Extract every line that contains the word "Pires".
________________
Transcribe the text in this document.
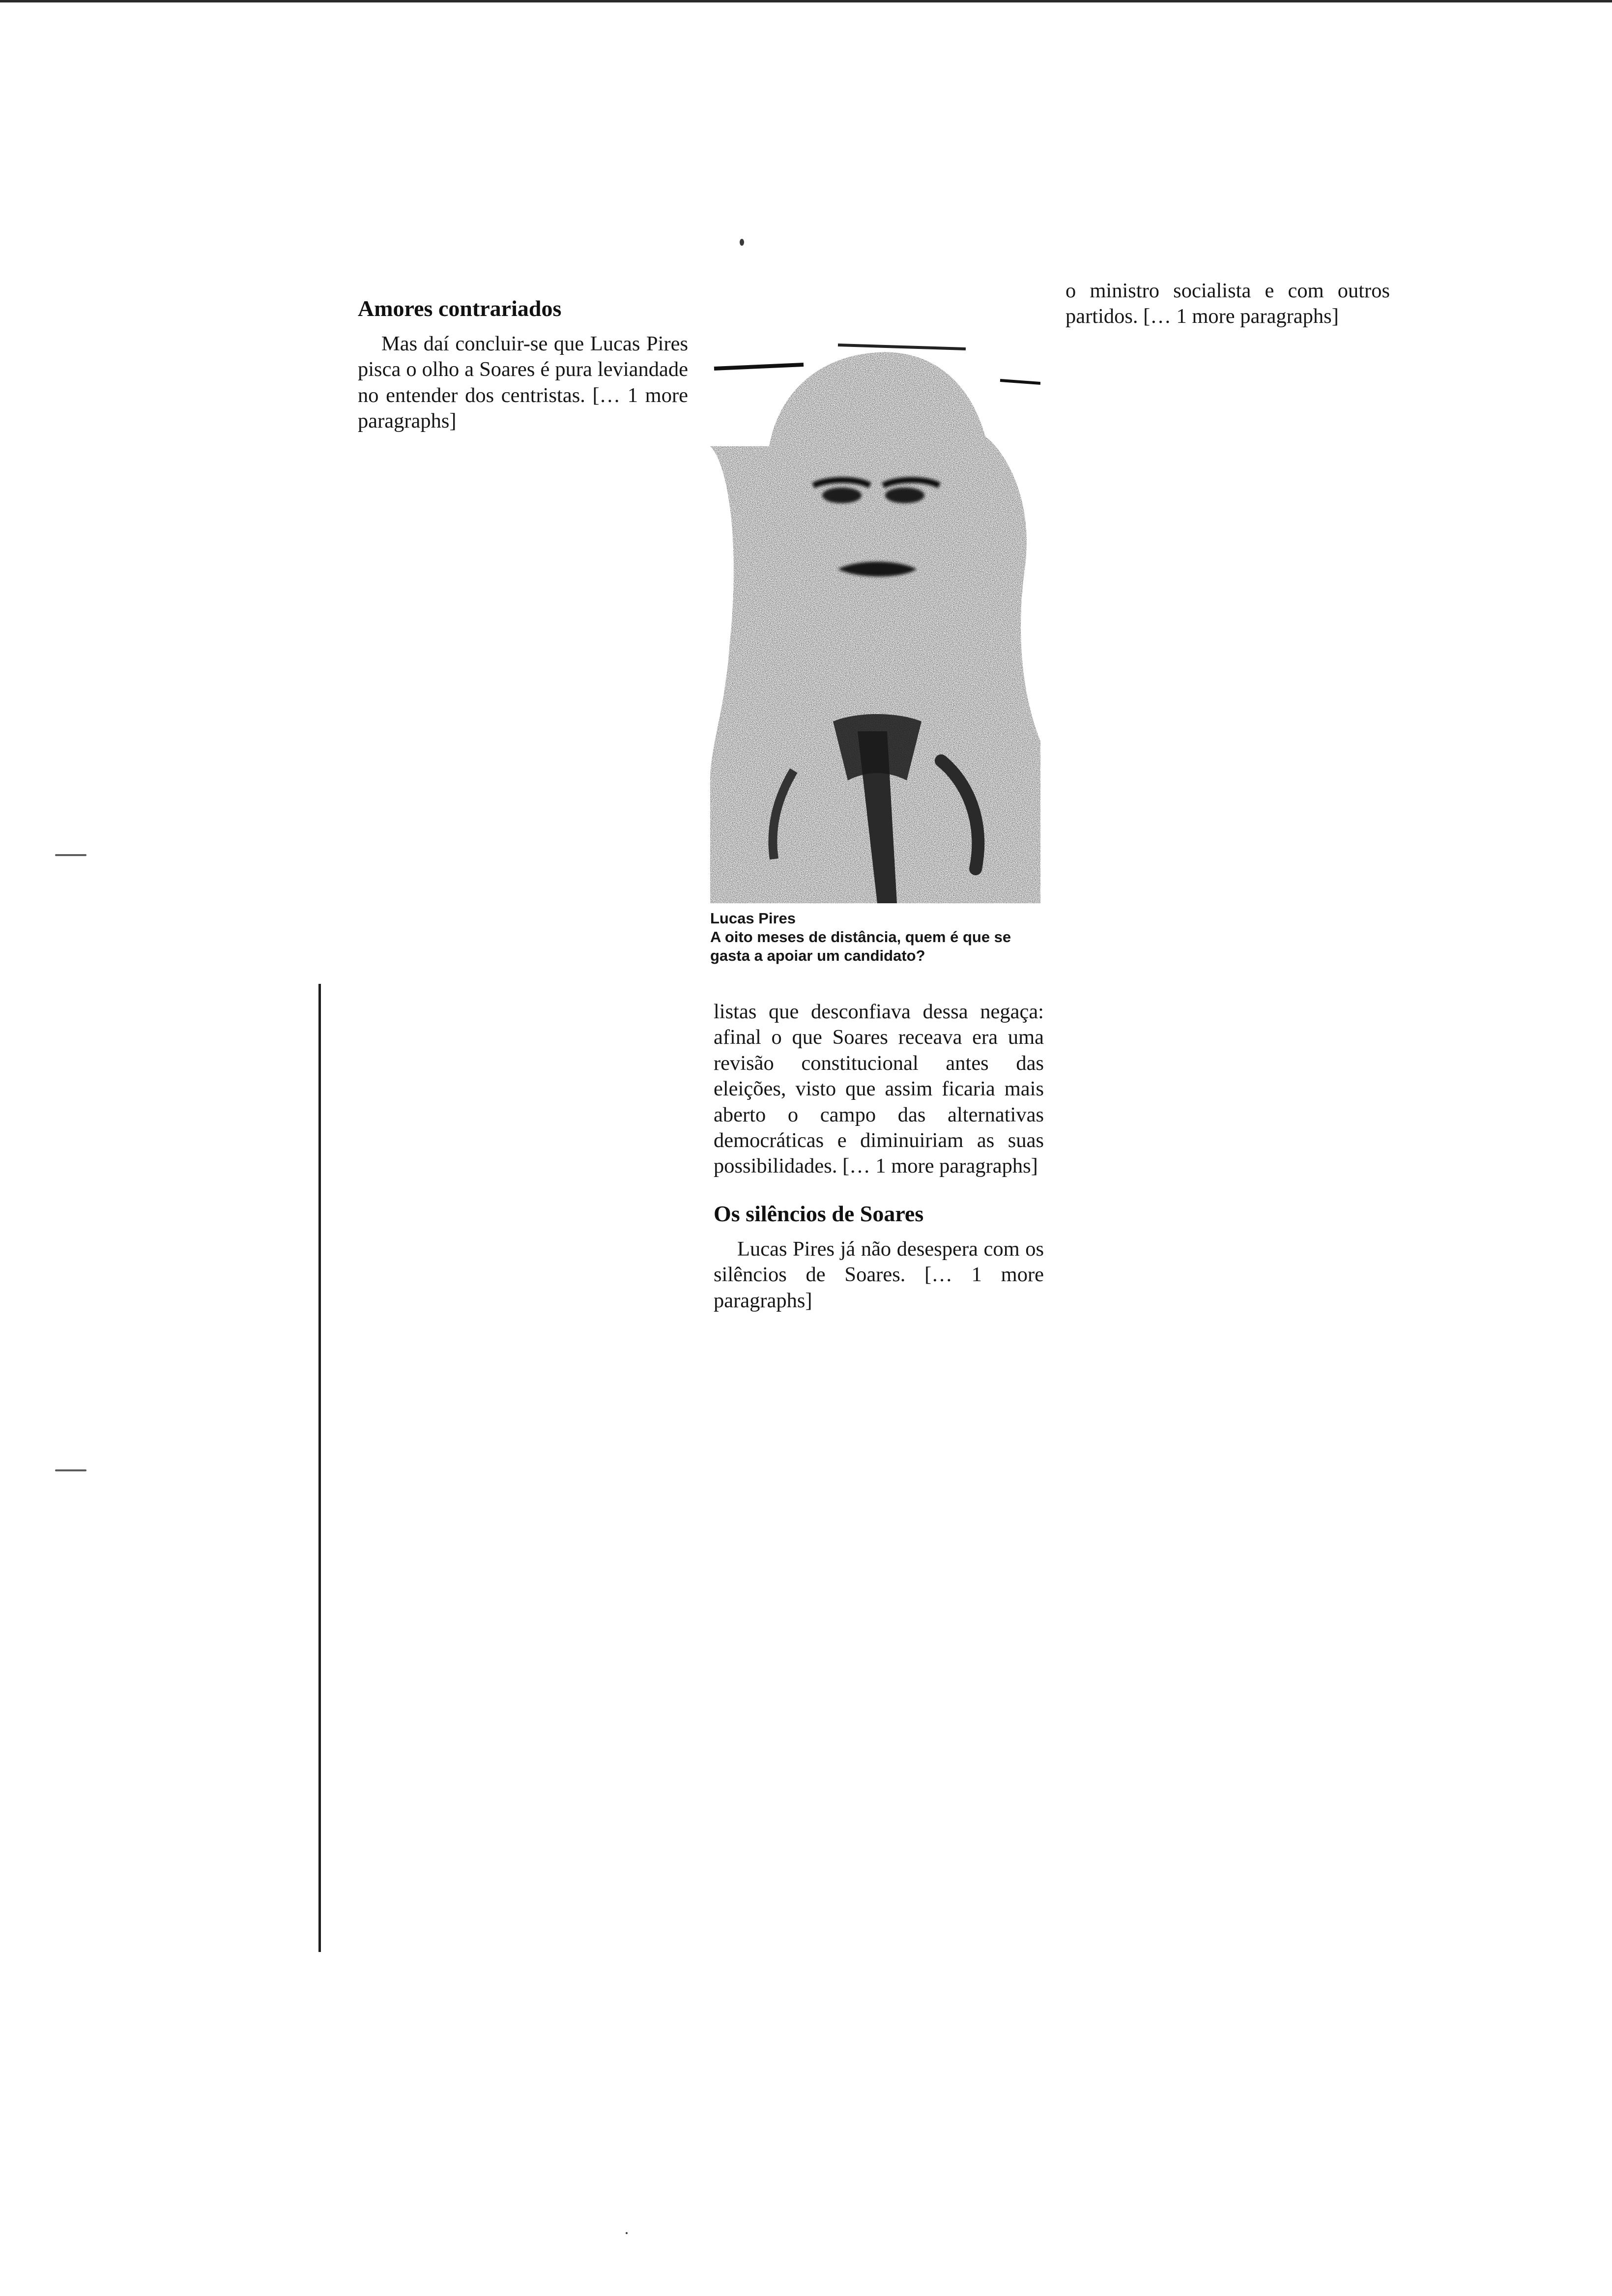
Amores contrariados

Mas daí concluir-se que Lucas Pires pisca o olho a Soares é pura leviandade no entender dos centristas. [… 1 more paragraphs]

Lucas Pires
A oito meses de distância, quem é que se gasta a apoiar um candidato?

listas que desconfiava dessa negaça: afinal o que Soares receava era uma revisão constitucional antes das eleições, visto que assim ficaria mais aberto o campo das alternativas democráticas e diminuiriam as suas possibilidades. [… 1 more paragraphs]

Os silêncios de Soares

Lucas Pires já não desespera com os silêncios de Soares. [… 1 more paragraphs]

o ministro socialista e com outros partidos. [… 1 more paragraphs]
________________
◆ Task solution ◆
Mas daí concluir-se que Lucas Pires pisca o olho a Soares é pura leviandade no entender dos centristas. [… 1 more paragraphs]
Lucas Pires
Lucas Pires já não desespera com os silêncios de Soares. [… 1 more paragraphs]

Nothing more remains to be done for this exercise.